» **GOAL OF THE EXERCISE**: Filter the records below down to lines containing "Transcribe".
-- start RECORDS SHOWN --
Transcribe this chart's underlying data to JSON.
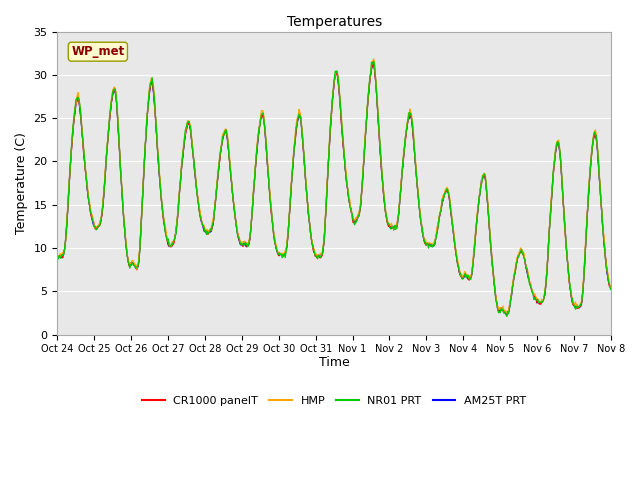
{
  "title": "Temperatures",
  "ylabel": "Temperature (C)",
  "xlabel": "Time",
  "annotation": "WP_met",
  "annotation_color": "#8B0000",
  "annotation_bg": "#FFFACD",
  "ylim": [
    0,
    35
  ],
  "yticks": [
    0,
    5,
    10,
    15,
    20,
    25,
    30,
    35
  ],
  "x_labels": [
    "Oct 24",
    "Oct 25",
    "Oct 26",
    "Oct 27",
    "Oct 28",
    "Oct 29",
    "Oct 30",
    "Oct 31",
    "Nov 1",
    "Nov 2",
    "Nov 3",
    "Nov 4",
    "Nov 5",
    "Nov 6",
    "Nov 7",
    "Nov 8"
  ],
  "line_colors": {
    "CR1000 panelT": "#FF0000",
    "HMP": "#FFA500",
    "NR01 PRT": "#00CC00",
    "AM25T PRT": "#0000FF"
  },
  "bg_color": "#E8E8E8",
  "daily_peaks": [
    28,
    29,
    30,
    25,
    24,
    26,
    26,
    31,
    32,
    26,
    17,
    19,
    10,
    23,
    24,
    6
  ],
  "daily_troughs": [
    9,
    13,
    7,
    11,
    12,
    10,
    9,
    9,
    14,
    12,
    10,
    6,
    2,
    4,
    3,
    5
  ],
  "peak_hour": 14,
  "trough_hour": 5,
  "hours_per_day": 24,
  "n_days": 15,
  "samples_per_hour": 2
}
-- end RECORDS SHOWN --
-- start RECORDS SHOWN --
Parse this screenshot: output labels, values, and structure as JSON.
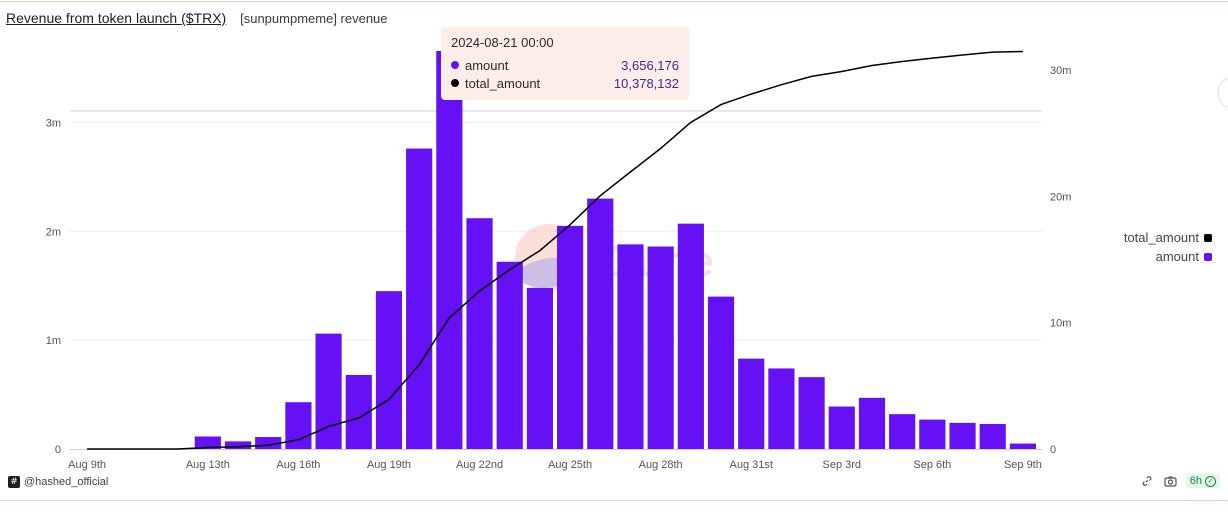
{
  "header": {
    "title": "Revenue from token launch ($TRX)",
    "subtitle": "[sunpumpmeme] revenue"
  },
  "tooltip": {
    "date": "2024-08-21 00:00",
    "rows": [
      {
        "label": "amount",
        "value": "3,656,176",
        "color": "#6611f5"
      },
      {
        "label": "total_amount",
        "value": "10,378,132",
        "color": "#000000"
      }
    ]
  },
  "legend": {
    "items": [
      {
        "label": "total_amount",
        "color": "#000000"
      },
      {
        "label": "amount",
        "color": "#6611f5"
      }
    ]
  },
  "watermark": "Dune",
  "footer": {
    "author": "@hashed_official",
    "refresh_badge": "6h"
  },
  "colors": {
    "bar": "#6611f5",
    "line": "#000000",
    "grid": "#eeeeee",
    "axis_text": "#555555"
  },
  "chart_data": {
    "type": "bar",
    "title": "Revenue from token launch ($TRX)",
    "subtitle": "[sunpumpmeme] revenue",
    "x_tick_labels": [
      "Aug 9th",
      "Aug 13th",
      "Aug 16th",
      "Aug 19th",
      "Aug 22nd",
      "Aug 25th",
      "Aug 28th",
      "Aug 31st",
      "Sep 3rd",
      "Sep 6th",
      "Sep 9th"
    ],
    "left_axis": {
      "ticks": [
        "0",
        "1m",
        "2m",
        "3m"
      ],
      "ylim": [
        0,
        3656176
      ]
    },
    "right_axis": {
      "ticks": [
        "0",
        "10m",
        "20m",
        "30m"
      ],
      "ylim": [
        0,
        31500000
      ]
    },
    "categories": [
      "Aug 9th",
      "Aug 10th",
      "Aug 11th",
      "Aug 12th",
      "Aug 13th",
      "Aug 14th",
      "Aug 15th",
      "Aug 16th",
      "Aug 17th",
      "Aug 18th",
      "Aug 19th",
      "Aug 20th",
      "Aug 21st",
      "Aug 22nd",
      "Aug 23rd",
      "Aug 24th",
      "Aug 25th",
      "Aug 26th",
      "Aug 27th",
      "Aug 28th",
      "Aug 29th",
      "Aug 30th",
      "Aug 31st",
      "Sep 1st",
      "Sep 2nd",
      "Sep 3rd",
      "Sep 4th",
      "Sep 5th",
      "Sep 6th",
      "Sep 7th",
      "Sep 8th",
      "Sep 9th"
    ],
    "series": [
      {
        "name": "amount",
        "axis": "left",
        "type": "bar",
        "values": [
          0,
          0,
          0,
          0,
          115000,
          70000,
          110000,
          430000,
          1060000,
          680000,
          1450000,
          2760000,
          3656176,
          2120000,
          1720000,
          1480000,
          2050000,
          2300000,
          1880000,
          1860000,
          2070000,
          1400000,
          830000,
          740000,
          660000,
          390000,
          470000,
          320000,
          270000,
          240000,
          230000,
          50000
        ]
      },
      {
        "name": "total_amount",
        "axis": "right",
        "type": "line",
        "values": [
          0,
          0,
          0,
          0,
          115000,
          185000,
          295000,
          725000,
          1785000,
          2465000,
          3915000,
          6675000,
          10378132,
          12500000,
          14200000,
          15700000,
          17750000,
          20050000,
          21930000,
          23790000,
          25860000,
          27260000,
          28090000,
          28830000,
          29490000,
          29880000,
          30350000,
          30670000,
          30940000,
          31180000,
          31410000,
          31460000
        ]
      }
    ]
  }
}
-- end RECORDS SHOWN --
-- start RECORDS SHOWN --
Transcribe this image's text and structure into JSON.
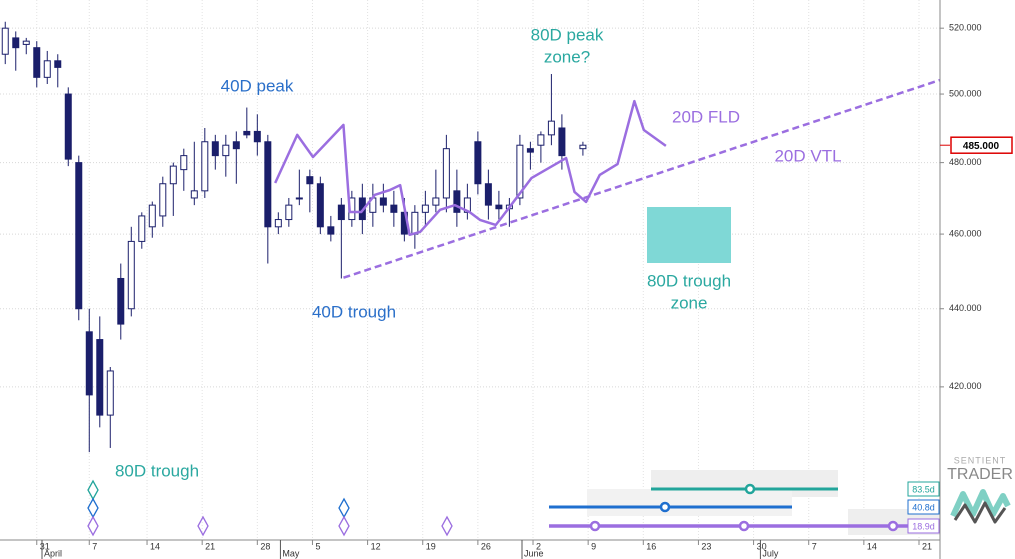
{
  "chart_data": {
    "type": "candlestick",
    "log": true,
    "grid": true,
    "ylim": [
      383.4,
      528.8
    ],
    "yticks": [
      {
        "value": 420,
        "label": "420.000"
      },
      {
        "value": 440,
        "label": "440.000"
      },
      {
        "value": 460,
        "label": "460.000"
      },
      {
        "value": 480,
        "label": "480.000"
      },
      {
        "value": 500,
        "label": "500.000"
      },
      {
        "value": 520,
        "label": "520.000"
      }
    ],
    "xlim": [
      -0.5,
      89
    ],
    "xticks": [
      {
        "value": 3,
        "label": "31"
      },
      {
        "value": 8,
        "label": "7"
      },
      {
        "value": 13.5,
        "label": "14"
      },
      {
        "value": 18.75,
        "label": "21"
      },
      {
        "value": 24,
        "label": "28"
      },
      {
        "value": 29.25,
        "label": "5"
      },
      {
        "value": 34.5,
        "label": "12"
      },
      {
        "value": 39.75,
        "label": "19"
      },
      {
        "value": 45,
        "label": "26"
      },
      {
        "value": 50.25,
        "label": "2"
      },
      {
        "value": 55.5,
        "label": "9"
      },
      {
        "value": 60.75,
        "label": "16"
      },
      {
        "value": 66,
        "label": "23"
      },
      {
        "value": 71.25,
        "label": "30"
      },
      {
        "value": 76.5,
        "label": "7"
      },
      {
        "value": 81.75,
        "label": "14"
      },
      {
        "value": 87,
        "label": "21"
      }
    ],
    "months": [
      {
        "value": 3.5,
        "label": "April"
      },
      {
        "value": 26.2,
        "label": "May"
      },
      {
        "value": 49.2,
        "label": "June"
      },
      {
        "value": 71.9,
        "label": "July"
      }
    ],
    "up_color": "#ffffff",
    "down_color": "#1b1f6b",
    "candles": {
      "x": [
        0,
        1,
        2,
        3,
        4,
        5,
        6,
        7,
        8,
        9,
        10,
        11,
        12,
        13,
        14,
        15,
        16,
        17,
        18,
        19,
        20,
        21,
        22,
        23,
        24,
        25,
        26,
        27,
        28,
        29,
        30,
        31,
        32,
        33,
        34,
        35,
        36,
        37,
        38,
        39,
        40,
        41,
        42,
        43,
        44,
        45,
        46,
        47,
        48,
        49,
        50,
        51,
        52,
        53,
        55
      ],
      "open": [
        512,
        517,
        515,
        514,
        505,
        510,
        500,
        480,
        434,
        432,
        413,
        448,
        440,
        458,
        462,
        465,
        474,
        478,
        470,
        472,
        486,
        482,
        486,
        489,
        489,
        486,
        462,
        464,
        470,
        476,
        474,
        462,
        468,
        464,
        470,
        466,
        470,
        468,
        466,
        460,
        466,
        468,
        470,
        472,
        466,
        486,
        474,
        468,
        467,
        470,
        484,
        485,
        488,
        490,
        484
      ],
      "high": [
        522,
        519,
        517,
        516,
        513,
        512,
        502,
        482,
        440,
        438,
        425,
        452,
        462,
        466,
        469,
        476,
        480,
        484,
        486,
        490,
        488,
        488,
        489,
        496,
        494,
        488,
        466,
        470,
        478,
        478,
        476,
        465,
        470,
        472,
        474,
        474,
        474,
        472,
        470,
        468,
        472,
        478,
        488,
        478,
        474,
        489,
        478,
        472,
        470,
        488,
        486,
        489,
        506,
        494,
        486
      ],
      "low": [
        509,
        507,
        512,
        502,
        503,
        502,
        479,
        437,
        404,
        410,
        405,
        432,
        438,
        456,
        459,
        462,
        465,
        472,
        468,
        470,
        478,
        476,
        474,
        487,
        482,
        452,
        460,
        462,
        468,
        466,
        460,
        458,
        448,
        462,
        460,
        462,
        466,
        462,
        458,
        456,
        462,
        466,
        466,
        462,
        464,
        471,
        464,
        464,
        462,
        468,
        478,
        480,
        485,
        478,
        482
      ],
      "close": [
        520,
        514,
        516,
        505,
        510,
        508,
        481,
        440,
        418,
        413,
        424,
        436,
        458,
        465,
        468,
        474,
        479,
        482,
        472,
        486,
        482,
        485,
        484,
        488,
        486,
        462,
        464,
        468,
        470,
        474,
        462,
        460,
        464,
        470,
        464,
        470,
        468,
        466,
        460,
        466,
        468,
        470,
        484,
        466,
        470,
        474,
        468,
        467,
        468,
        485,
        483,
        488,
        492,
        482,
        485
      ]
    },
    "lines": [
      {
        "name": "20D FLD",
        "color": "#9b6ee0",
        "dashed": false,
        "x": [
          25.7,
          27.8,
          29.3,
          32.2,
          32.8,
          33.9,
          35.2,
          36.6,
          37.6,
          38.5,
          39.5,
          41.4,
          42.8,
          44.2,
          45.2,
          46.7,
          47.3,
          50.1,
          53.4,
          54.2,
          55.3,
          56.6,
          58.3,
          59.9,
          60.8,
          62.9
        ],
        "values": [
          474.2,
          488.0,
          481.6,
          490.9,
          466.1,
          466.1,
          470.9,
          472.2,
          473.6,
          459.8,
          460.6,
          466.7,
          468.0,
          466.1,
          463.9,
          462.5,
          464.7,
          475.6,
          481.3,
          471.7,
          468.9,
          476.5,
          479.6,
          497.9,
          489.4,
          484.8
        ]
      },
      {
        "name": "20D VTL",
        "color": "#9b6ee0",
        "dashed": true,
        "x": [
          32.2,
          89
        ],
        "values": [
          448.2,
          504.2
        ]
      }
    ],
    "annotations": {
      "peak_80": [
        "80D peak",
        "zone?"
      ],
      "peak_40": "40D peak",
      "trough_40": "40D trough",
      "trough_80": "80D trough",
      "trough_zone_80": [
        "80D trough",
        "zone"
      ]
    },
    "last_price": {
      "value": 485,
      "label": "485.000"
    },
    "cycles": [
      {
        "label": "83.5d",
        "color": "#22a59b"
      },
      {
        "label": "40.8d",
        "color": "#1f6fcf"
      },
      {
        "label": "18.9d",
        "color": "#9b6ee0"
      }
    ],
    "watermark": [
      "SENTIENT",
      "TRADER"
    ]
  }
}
-- end RECORDS SHOWN --
» **FULL RESPONSE**:
Transcribe this chart's underlying data to JSON.
Transcribe this image's text and structure into JSON.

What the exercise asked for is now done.